▸ Given exercise
Render the following material again verbatim, leaving nothing out.

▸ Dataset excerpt
• • • • •
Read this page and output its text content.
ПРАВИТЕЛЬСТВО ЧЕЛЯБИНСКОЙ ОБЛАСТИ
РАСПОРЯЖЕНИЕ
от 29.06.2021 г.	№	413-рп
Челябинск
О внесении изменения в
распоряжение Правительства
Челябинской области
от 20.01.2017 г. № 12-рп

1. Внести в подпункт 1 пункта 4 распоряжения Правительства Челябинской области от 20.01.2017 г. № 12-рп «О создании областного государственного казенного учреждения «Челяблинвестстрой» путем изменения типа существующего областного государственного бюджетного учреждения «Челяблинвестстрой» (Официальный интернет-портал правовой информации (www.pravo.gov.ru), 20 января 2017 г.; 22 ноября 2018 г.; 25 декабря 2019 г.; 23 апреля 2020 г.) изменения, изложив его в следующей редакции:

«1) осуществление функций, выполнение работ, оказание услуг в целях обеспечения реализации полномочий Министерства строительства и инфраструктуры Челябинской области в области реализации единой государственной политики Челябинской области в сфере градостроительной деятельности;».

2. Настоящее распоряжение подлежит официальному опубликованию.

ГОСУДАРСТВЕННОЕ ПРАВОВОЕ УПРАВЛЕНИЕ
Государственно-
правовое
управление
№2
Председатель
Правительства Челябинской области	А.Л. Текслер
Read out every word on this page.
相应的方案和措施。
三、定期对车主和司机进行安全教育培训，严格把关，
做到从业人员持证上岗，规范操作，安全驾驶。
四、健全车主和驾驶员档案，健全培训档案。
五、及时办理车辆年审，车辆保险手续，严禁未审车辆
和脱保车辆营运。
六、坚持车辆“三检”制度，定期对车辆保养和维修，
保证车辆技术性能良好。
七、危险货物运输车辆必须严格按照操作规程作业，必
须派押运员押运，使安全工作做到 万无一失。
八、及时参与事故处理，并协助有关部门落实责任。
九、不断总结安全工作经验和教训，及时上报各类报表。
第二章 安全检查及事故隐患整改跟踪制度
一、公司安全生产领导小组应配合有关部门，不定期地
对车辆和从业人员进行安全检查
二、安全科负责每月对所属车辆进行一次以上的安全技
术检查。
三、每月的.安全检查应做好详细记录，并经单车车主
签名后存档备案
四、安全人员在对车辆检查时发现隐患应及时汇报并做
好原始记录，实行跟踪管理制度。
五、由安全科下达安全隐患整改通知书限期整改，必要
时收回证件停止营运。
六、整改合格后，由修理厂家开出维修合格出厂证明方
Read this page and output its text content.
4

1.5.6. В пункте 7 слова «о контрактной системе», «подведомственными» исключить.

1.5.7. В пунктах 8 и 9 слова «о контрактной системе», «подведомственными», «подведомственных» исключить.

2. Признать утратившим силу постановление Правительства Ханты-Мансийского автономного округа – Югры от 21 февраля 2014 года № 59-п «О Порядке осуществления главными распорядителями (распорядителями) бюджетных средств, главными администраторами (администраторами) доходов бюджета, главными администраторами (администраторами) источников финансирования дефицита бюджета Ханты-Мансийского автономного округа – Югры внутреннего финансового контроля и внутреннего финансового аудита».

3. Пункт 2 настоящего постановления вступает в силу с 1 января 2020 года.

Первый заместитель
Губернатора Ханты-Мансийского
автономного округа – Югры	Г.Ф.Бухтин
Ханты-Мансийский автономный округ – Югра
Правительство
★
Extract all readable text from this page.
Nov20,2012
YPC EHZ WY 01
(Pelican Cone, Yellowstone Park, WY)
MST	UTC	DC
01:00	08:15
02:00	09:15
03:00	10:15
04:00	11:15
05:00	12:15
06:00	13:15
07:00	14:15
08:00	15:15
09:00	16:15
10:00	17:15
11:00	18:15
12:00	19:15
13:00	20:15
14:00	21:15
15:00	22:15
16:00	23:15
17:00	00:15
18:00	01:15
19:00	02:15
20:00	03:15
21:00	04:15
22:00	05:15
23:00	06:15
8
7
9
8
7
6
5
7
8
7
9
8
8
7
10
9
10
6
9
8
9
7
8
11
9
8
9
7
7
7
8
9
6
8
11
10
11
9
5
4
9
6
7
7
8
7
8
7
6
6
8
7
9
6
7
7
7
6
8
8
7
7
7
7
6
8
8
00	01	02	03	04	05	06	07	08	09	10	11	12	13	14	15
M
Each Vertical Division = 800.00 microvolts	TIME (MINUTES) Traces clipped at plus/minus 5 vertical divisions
• • • • •
▸ Expected answer
Read this page and output its text content.
ПРАВИТЕЛЬСТВО ЧЕЛЯБИНСКОЙ ОБЛАСТИ
РАСПОРЯЖЕНИЕ
от 29.06.2021 г.	№	413-рп
Челябинск
О внесении изменения в
распоряжение Правительства
Челябинской области
от 20.01.2017 г. № 12-рп

1. Внести в подпункт 1 пункта 4 распоряжения Правительства Челябинской области от 20.01.2017 г. № 12-рп «О создании областного государственного казенного учреждения «Челяблинвестстрой» путем изменения типа существующего областного государственного бюджетного учреждения «Челяблинвестстрой» (Официальный интернет-портал правовой информации (www.pravo.gov.ru), 20 января 2017 г.; 22 ноября 2018 г.; 25 декабря 2019 г.; 23 апреля 2020 г.) изменения, изложив его в следующей редакции:

«1) осуществление функций, выполнение работ, оказание услуг в целях обеспечения реализации полномочий Министерства строительства и инфраструктуры Челябинской области в области реализации единой государственной политики Челябинской области в сфере градостроительной деятельности;».

2. Настоящее распоряжение подлежит официальному опубликованию.

ГОСУДАРСТВЕННОЕ ПРАВОВОЕ УПРАВЛЕНИЕ
Государственно-
правовое
управление
№2
Председатель
Правительства Челябинской области	А.Л. Текслер
Read out every word on this page.
相应的方案和措施。
三、定期对车主和司机进行安全教育培训，严格把关，
做到从业人员持证上岗，规范操作，安全驾驶。
四、健全车主和驾驶员档案，健全培训档案。
五、及时办理车辆年审，车辆保险手续，严禁未审车辆
和脱保车辆营运。
六、坚持车辆“三检”制度，定期对车辆保养和维修，
保证车辆技术性能良好。
七、危险货物运输车辆必须严格按照操作规程作业，必
须派押运员押运，使安全工作做到 万无一失。
八、及时参与事故处理，并协助有关部门落实责任。
九、不断总结安全工作经验和教训，及时上报各类报表。
第二章 安全检查及事故隐患整改跟踪制度
一、公司安全生产领导小组应配合有关部门，不定期地
对车辆和从业人员进行安全检查
二、安全科负责每月对所属车辆进行一次以上的安全技
术检查。
三、每月的.安全检查应做好详细记录，并经单车车主
签名后存档备案
四、安全人员在对车辆检查时发现隐患应及时汇报并做
好原始记录，实行跟踪管理制度。
五、由安全科下达安全隐患整改通知书限期整改，必要
时收回证件停止营运。
六、整改合格后，由修理厂家开出维修合格出厂证明方
Read this page and output its text content.
4

1.5.6. В пункте 7 слова «о контрактной системе», «подведомственными» исключить.

1.5.7. В пунктах 8 и 9 слова «о контрактной системе», «подведомственными», «подведомственных» исключить.

2. Признать утратившим силу постановление Правительства Ханты-Мансийского автономного округа – Югры от 21 февраля 2014 года № 59-п «О Порядке осуществления главными распорядителями (распорядителями) бюджетных средств, главными администраторами (администраторами) доходов бюджета, главными администраторами (администраторами) источников финансирования дефицита бюджета Ханты-Мансийского автономного округа – Югры внутреннего финансового контроля и внутреннего финансового аудита».

3. Пункт 2 настоящего постановления вступает в силу с 1 января 2020 года.

Первый заместитель
Губернатора Ханты-Мансийского
автономного округа – Югры	Г.Ф.Бухтин
Ханты-Мансийский автономный округ – Югра
Правительство
★
Extract all readable text from this page.
Nov20,2012
YPC EHZ WY 01
(Pelican Cone, Yellowstone Park, WY)
MST	UTC	DC
01:00	08:15
02:00	09:15
03:00	10:15
04:00	11:15
05:00	12:15
06:00	13:15
07:00	14:15
08:00	15:15
09:00	16:15
10:00	17:15
11:00	18:15
12:00	19:15
13:00	20:15
14:00	21:15
15:00	22:15
16:00	23:15
17:00	00:15
18:00	01:15
19:00	02:15
20:00	03:15
21:00	04:15
22:00	05:15
23:00	06:15
8
7
9
8
7
6
5
7
8
7
9
8
8
7
10
9
10
6
9
8
9
7
8
11
9
8
9
7
7
7
8
9
6
8
11
10
11
9
5
4
9
6
7
7
8
7
8
7
6
6
8
7
9
6
7
7
7
6
8
8
7
7
7
7
6
8
8
00	01	02	03	04	05	06	07	08	09	10	11	12	13	14	15
M
Each Vertical Division = 800.00 microvolts	TIME (MINUTES) Traces clipped at plus/minus 5 vertical divisions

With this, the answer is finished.